[Task directions] Search the material for the word "detached" and report each line where it turns up.

Records excerpted from a collection
--- Begin ---

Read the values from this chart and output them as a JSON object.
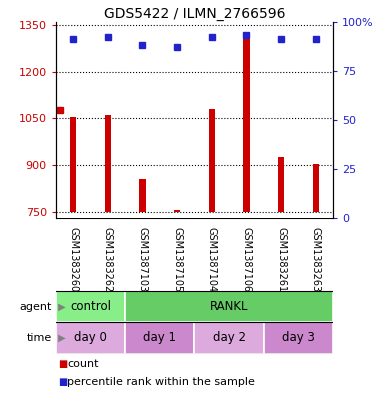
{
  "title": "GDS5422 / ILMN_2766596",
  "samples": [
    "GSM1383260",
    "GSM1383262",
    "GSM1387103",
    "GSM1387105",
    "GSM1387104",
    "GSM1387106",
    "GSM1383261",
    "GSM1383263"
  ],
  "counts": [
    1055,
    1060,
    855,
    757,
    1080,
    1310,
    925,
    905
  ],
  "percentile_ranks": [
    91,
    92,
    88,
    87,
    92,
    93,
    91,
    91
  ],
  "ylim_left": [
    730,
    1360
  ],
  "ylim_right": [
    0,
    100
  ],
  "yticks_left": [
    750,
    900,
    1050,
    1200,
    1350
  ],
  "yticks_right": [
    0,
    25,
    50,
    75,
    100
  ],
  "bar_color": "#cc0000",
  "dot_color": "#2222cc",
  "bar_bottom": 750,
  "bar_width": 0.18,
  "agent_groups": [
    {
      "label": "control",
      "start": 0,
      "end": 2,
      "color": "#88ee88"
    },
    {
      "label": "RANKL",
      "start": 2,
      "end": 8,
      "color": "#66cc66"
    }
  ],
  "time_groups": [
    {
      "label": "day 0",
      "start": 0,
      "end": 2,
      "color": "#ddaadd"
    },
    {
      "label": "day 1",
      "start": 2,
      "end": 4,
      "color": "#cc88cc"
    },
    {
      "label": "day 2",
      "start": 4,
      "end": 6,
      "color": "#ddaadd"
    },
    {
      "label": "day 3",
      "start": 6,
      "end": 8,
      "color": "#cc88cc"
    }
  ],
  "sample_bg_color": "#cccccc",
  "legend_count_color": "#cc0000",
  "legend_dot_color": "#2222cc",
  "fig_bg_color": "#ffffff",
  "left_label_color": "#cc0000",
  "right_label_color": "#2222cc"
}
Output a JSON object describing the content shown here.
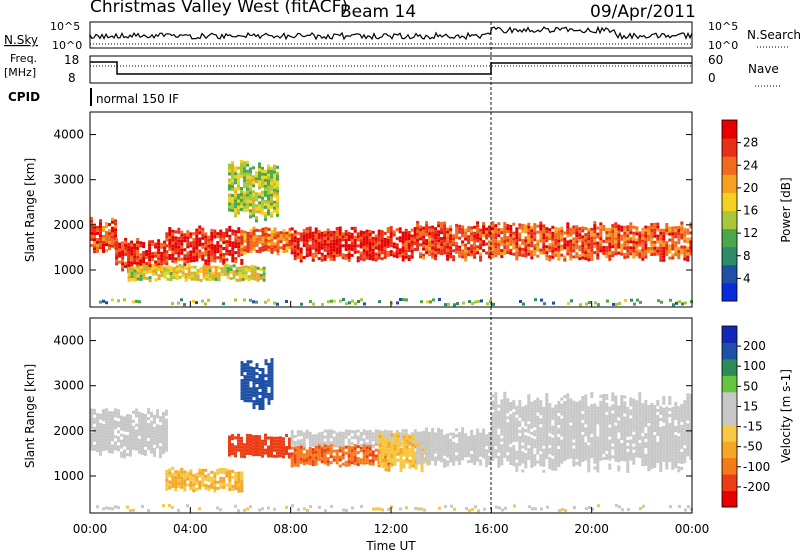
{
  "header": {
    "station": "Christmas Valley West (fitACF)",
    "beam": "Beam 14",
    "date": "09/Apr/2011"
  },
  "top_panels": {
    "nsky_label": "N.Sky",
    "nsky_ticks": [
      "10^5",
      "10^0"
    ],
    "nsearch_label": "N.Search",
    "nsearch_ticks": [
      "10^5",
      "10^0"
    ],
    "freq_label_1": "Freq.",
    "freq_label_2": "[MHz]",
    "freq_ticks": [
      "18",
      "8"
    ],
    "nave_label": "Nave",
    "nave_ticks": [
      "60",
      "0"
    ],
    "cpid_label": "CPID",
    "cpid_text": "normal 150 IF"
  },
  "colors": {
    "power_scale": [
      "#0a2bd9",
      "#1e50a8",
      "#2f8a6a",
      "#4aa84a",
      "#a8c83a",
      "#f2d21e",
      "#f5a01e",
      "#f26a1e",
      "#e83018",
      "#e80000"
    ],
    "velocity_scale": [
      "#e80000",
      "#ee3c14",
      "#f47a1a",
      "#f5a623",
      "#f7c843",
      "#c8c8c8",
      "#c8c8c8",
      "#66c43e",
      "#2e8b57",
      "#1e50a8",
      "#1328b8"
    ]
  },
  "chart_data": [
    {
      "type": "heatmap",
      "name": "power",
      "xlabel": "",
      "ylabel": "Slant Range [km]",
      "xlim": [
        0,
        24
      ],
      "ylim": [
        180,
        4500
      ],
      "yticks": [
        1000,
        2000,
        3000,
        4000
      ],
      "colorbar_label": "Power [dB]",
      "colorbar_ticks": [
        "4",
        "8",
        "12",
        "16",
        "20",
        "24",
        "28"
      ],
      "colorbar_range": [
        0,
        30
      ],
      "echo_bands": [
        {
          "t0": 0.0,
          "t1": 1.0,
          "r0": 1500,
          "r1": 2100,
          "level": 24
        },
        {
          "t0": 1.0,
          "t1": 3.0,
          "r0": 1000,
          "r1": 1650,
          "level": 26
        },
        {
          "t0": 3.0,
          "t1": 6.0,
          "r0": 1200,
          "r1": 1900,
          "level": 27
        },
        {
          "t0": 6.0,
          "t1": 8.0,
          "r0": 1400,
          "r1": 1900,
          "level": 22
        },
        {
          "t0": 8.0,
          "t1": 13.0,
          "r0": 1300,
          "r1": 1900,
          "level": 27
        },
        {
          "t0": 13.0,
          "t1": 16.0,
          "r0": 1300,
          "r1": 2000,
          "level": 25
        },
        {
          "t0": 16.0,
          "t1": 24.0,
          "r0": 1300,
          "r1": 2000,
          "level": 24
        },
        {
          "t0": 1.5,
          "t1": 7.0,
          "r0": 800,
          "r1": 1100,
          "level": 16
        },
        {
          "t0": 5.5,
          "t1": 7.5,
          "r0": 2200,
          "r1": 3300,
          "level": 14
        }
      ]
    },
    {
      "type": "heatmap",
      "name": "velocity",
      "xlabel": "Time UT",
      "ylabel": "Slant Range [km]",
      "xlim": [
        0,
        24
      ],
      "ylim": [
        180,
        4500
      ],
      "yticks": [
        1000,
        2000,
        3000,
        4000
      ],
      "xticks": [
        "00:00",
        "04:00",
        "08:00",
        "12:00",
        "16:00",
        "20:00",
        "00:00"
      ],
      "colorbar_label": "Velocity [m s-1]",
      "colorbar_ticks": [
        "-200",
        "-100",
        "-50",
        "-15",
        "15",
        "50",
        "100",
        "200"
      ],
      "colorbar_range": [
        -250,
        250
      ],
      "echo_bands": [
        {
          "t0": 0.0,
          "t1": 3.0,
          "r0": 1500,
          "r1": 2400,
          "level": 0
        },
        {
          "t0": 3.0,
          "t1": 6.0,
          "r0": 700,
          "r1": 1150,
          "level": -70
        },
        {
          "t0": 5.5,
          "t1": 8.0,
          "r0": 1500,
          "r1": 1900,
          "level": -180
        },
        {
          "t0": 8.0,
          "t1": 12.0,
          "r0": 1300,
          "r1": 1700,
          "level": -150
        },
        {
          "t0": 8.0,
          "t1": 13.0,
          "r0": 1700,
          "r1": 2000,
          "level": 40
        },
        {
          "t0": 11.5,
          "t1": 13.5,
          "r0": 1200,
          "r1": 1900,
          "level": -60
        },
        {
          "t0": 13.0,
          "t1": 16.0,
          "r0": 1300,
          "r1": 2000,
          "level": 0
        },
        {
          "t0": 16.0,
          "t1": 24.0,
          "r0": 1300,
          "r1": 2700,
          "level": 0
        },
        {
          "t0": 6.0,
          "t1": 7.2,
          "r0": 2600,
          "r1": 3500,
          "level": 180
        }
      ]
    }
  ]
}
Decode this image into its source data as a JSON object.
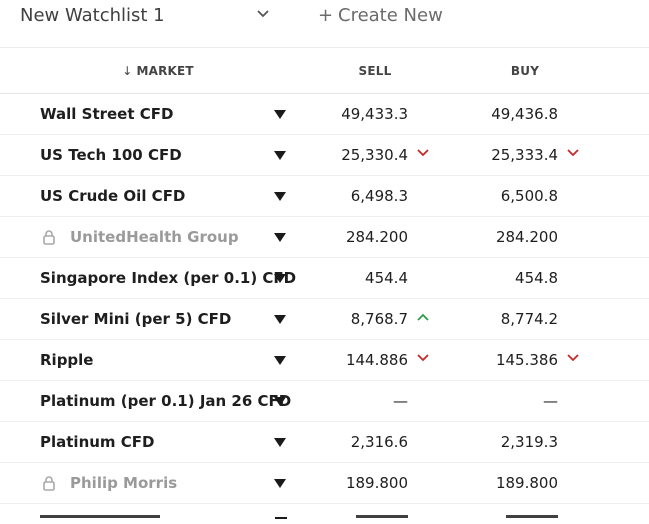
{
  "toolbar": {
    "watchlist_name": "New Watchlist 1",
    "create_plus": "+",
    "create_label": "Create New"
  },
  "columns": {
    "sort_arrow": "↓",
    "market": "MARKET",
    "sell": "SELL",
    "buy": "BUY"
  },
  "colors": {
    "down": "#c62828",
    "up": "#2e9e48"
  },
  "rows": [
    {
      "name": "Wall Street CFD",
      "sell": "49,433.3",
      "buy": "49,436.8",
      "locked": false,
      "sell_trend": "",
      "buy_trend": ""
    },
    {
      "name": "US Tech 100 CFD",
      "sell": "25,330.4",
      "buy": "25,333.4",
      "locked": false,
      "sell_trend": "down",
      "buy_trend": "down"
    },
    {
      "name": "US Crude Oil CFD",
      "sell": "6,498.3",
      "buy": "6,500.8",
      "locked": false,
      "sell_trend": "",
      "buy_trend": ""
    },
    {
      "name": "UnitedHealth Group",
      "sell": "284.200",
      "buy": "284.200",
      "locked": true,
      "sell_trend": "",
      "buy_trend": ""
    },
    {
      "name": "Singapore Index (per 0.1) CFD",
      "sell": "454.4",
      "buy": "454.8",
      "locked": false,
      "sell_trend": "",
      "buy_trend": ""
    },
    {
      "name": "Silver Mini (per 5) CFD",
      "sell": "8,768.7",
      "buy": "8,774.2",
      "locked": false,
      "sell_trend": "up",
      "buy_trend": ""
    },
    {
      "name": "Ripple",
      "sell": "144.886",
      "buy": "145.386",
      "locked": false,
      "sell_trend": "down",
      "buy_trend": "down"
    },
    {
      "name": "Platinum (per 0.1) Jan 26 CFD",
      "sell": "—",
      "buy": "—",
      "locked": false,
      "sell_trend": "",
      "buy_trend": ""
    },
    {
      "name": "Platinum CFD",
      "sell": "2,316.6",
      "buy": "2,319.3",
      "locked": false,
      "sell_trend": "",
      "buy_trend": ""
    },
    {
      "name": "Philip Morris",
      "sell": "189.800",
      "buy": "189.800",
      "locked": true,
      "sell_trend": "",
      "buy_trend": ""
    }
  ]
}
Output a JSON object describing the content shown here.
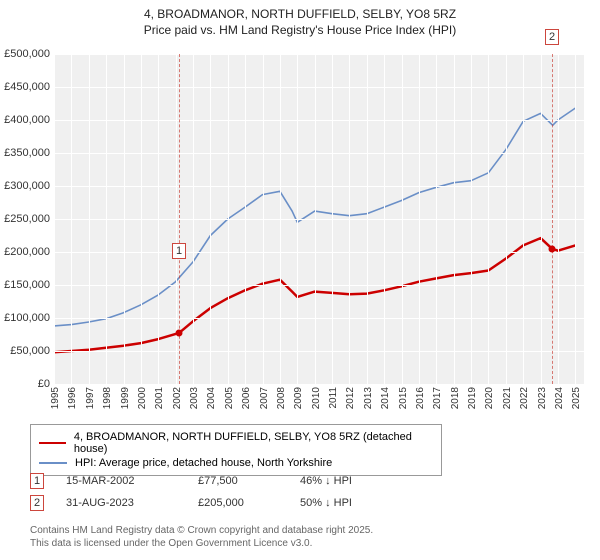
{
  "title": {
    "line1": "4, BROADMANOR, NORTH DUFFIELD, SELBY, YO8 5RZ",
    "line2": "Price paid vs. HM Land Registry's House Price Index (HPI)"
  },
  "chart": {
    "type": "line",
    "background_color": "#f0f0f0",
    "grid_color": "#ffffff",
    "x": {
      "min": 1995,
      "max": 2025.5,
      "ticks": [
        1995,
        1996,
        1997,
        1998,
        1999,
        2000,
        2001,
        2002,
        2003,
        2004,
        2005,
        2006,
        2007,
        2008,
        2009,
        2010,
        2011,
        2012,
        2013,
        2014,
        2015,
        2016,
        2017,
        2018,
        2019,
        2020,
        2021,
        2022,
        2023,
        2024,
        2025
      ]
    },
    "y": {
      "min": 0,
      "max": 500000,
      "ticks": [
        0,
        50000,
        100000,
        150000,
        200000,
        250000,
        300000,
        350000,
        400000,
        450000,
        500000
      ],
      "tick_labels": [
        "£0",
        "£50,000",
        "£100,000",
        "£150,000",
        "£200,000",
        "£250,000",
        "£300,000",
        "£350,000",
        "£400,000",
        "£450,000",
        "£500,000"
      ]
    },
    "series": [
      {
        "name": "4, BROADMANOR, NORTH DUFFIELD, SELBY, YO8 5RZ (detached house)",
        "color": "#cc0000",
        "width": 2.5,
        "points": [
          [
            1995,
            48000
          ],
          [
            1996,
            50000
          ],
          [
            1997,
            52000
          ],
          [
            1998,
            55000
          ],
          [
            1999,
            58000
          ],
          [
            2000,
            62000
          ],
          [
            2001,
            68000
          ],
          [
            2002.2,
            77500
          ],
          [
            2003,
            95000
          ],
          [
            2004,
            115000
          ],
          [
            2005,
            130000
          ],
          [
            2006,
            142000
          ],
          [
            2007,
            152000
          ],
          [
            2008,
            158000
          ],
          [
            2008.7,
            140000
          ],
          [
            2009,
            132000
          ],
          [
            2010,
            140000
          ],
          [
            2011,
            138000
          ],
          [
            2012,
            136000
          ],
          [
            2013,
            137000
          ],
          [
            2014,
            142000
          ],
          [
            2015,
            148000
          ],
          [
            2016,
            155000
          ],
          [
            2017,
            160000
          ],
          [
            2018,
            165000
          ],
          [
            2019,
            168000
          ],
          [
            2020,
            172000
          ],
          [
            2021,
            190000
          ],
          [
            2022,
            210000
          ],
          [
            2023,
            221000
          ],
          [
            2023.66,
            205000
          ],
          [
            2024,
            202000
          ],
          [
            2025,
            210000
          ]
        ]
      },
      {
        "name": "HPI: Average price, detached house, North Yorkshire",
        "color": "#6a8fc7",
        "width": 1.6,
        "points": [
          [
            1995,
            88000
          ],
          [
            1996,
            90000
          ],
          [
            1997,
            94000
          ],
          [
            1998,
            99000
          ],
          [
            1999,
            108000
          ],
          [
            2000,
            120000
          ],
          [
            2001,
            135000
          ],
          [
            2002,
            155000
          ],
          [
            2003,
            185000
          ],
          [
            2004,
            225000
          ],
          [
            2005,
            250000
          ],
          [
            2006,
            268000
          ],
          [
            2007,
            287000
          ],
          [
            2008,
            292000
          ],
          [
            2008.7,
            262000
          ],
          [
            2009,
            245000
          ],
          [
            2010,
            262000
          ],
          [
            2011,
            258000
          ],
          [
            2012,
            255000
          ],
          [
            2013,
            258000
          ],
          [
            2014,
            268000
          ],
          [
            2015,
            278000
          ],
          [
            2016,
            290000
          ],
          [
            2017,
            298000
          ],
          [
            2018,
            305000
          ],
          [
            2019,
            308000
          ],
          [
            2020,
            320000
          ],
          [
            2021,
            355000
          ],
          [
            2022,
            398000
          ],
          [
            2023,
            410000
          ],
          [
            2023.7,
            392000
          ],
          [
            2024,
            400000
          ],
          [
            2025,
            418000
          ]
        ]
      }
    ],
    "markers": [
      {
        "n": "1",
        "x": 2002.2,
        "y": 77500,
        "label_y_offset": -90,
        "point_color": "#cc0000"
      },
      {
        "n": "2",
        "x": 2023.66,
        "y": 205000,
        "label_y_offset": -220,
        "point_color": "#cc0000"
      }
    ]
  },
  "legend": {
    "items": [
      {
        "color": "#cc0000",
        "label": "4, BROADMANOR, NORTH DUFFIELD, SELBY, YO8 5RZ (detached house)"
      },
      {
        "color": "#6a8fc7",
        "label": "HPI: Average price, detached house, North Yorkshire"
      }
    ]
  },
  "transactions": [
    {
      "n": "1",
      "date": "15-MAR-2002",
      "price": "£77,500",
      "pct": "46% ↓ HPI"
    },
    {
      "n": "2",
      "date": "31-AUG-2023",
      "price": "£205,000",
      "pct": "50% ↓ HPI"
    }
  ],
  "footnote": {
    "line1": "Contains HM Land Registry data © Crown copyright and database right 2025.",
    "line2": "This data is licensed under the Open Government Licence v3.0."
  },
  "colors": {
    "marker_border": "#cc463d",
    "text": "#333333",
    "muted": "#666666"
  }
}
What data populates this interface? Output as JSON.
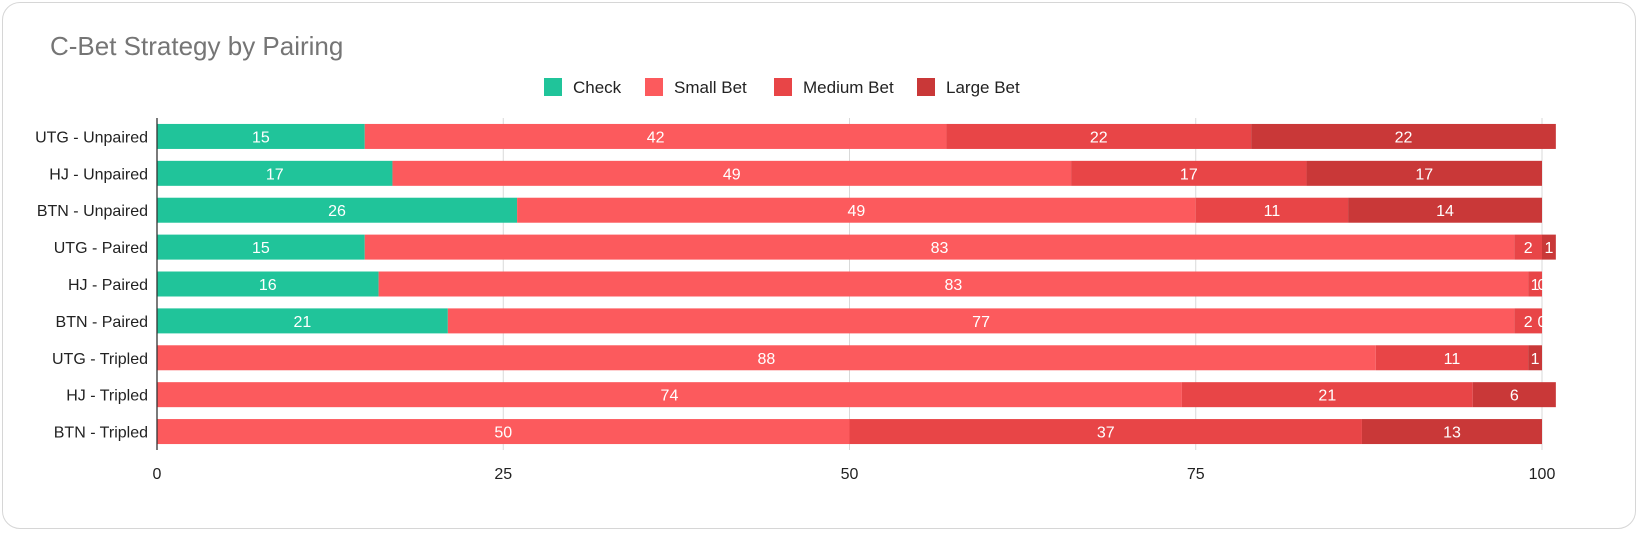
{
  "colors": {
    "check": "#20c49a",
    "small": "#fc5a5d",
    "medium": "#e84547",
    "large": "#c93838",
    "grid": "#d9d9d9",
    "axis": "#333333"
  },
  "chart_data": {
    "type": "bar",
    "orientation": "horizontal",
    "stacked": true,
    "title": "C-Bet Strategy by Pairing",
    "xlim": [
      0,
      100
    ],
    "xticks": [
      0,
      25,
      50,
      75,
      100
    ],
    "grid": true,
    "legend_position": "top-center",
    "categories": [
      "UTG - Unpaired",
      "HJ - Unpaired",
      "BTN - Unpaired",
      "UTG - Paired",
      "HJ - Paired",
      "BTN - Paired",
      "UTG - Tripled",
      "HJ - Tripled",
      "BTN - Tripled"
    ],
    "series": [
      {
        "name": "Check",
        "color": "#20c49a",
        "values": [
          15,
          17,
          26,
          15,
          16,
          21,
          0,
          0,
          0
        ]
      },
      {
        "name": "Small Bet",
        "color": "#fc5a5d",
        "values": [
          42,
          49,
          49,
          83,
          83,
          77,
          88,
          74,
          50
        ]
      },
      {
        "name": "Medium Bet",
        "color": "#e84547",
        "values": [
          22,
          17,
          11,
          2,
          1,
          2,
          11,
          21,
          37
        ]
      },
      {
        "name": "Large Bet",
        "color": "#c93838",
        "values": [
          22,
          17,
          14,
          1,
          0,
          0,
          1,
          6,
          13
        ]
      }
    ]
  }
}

--- End ---

[Response]
        "name": "4, BROADMANOR, NORTH DUFFIELD, SELBY, YO8 5RZ (detached house)",
        "name": "HPI: Average price, detached house, North Yorkshire",
        "label": "4, BROADMANOR, NORTH DUFFIELD, SELBY, YO8 5RZ (detached house)"
        "label": "HPI: Average price, detached house, North Yorkshire"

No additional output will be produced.